##### Records provided #####
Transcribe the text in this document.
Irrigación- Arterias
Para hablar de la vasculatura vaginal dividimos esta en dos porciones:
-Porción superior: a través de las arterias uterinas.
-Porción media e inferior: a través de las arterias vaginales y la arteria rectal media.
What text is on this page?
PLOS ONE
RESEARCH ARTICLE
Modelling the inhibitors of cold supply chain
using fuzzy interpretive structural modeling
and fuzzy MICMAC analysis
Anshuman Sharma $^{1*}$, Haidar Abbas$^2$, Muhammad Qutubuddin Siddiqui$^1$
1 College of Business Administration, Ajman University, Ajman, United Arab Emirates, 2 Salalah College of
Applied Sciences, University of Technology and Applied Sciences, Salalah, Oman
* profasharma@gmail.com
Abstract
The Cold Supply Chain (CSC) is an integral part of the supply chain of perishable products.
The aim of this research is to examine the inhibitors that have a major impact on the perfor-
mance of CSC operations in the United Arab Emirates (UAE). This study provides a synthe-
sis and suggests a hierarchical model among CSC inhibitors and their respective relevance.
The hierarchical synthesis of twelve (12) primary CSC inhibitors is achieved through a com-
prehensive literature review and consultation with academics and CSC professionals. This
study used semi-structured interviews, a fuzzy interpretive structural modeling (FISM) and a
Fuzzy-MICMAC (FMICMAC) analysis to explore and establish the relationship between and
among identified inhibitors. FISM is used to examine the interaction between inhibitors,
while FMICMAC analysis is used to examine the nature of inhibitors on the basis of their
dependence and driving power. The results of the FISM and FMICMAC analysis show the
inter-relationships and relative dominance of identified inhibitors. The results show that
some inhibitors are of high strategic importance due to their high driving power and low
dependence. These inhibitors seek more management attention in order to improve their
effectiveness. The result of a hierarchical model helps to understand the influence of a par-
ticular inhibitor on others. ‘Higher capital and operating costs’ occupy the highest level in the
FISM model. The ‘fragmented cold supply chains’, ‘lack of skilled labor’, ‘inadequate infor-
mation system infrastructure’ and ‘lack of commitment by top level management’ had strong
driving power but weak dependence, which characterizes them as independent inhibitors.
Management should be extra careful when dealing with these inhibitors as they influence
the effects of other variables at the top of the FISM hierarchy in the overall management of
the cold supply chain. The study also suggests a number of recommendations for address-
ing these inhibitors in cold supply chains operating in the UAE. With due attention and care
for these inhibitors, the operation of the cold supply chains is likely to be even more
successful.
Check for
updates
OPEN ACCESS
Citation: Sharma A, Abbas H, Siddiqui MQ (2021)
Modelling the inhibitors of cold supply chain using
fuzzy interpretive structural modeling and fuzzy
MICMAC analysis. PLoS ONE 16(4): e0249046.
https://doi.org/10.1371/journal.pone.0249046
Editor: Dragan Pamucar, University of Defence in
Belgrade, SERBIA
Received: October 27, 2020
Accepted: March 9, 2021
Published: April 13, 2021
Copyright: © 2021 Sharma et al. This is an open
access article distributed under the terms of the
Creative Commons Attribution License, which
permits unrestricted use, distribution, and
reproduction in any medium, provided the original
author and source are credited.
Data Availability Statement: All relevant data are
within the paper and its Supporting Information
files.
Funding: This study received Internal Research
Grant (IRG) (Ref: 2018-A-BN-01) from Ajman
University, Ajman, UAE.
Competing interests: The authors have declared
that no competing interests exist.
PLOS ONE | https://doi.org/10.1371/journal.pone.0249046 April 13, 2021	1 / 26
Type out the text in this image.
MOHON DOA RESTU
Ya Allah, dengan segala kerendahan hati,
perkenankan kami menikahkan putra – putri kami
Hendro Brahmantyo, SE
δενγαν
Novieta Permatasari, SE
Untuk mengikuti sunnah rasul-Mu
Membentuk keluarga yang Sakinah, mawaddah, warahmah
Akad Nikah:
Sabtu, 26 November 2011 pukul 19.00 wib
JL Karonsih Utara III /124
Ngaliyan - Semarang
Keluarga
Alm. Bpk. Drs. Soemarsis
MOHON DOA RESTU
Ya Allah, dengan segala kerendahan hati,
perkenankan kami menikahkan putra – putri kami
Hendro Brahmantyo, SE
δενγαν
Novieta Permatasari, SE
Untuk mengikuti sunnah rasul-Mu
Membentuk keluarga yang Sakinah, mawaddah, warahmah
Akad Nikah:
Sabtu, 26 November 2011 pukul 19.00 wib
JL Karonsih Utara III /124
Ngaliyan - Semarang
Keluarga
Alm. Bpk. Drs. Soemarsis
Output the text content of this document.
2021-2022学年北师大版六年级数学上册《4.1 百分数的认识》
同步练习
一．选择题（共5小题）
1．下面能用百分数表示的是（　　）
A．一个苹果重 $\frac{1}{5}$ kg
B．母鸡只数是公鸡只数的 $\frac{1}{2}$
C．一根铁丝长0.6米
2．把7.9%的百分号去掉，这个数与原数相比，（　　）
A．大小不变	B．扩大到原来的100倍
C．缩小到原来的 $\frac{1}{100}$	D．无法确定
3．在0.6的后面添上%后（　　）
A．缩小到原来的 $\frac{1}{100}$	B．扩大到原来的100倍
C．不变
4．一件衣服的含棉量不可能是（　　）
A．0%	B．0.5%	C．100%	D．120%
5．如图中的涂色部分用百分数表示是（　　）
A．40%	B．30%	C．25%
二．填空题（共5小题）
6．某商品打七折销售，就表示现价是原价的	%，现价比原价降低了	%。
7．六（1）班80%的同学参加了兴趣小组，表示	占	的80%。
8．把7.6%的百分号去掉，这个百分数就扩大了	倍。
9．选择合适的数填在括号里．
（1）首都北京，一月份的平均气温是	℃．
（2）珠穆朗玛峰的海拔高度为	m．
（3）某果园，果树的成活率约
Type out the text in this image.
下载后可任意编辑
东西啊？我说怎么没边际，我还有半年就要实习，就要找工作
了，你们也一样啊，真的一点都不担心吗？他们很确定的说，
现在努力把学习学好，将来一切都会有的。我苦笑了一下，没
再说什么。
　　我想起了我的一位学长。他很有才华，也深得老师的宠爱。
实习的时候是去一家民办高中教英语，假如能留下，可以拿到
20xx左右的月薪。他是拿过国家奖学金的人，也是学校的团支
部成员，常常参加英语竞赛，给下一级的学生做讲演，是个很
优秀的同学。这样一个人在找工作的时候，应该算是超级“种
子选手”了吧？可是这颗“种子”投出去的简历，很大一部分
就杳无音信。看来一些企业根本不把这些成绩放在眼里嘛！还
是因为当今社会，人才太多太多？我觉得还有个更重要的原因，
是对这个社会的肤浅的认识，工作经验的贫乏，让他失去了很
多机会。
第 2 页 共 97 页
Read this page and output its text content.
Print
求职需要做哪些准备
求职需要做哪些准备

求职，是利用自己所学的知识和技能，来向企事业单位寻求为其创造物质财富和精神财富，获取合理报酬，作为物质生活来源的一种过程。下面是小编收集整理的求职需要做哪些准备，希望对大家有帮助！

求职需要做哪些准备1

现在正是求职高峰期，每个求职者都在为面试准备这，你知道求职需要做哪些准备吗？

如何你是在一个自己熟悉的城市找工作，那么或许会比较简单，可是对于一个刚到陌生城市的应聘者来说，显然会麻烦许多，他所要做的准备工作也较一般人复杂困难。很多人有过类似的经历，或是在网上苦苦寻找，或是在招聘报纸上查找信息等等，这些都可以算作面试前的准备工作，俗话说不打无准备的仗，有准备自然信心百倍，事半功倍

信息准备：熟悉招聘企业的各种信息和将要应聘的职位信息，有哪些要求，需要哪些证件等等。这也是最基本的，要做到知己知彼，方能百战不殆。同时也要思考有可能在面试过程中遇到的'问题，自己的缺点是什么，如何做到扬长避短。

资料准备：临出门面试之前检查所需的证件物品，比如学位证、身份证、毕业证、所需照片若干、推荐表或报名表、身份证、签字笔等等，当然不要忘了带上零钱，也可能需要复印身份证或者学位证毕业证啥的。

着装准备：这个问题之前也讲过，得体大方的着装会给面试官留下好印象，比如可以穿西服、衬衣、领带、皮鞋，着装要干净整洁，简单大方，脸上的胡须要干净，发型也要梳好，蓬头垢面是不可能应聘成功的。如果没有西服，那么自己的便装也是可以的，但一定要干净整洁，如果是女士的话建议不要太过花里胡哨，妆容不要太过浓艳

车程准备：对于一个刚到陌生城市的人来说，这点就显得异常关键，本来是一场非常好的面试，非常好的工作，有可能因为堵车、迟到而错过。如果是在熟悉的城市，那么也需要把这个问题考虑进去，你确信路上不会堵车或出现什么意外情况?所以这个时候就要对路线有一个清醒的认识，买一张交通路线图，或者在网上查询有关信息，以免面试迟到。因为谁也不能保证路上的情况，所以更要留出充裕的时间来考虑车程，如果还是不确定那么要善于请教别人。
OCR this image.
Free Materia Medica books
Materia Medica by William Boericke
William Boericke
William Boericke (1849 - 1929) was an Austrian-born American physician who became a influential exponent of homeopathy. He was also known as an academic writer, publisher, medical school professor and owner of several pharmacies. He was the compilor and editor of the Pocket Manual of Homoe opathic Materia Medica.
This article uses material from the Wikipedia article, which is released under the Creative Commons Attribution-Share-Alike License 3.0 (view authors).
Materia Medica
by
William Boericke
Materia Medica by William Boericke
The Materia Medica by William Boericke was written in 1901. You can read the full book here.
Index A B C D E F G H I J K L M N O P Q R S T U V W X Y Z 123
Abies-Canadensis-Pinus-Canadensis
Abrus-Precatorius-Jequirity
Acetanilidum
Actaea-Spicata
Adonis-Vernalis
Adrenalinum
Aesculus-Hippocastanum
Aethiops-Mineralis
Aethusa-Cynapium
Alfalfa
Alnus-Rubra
#####
__Given task__: Copy the lines from the entries above in which the word "that" appears.

__Answer__:
The aim of this research is to examine the inhibitors that have a major impact on the perfor-
inter-relationships and relative dominance of identified inhibitors. The results show that
that no competing interests exist.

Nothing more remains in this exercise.